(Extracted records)
++++++

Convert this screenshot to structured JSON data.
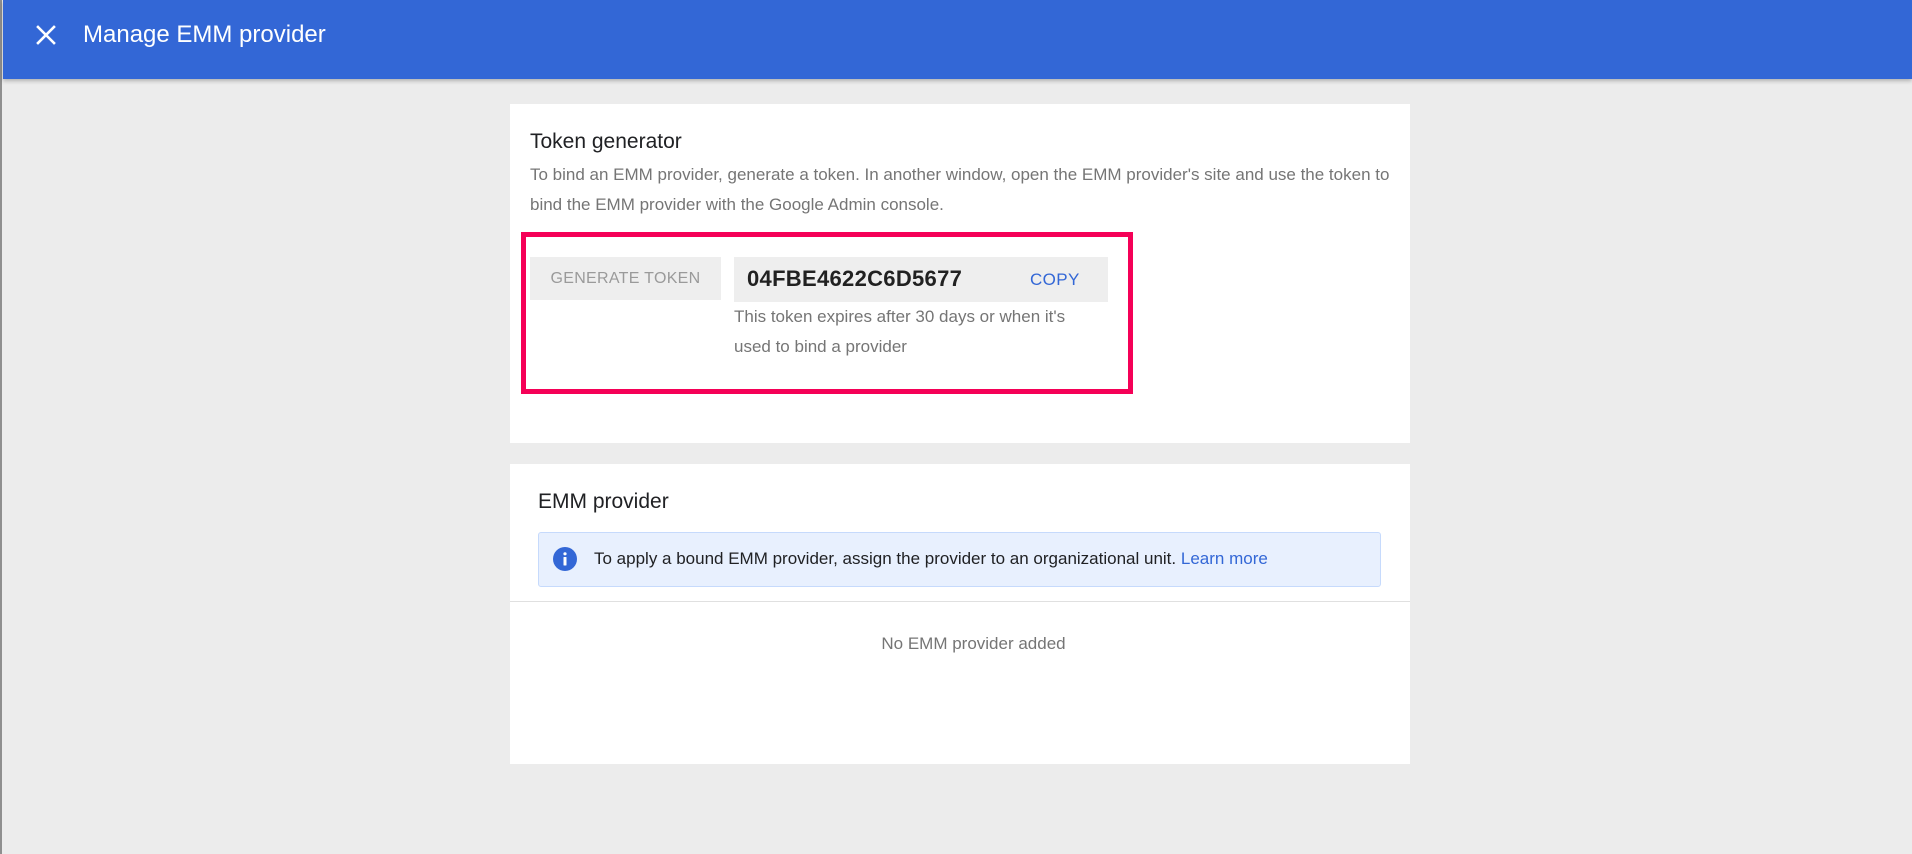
{
  "window": {
    "title": "Manage EMM provider",
    "close_icon": "close-icon"
  },
  "colors": {
    "header_bg": "#3367d6",
    "page_bg": "#ececec",
    "highlight": "#f50057",
    "link": "#3367d6",
    "info_bg": "#e8f0fe"
  },
  "token_generator": {
    "title": "Token generator",
    "description": "To bind an EMM provider, generate a token. In another window, open the EMM provider's site and use the token to bind the EMM provider with the Google Admin console.",
    "generate_label": "GENERATE TOKEN",
    "token_value": "04FBE4622C6D5677",
    "copy_label": "COPY",
    "token_note": "This token expires after 30 days or when it's used to bind a provider"
  },
  "emm_provider": {
    "title": "EMM provider",
    "info_icon": "info-icon",
    "info_text": "To apply a bound EMM provider, assign the provider to an organizational unit.",
    "learn_more_label": "Learn more",
    "empty_text": "No EMM provider added"
  }
}
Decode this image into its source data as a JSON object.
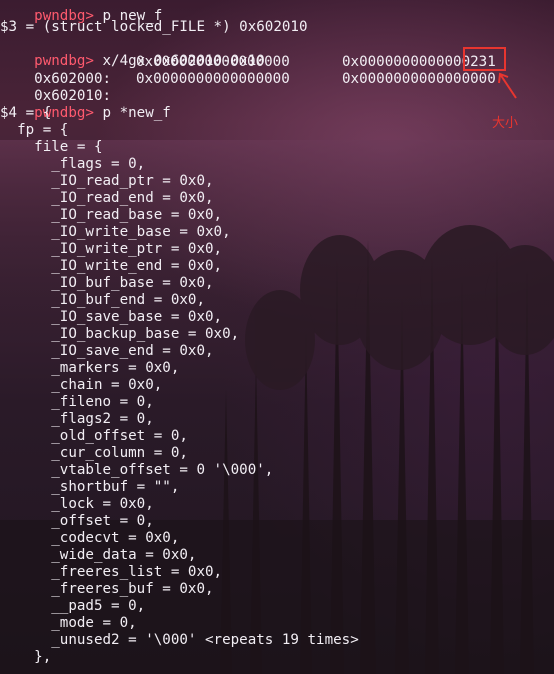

++++++

■ **What needs to be done**
Every record must be copied exactly, with the pictures left out.

■ **Output for this exercise**
Convert this screenshot to structured JSON data.
{
  "window": {
    "title": "Manage EMM provider",
    "close_icon": "close-icon"
  },
  "colors": {
    "header_bg": "#3367d6",
    "page_bg": "#ececec",
    "highlight": "#f50057",
    "link": "#3367d6",
    "info_bg": "#e8f0fe"
  },
  "token_generator": {
    "title": "Token generator",
    "description": "To bind an EMM provider, generate a token. In another window, open the EMM provider's site and use the token to bind the EMM provider with the Google Admin console.",
    "generate_label": "GENERATE TOKEN",
    "token_value": "04FBE4622C6D5677",
    "copy_label": "COPY",
    "token_note": "This token expires after 30 days or when it's used to bind a provider"
  },
  "emm_provider": {
    "title": "EMM provider",
    "info_icon": "info-icon",
    "info_text": "To apply a bound EMM provider, assign the provider to an organizational unit.",
    "learn_more_label": "Learn more",
    "empty_text": "No EMM provider added"
  }
}
Decode this image into its source data as a JSON object.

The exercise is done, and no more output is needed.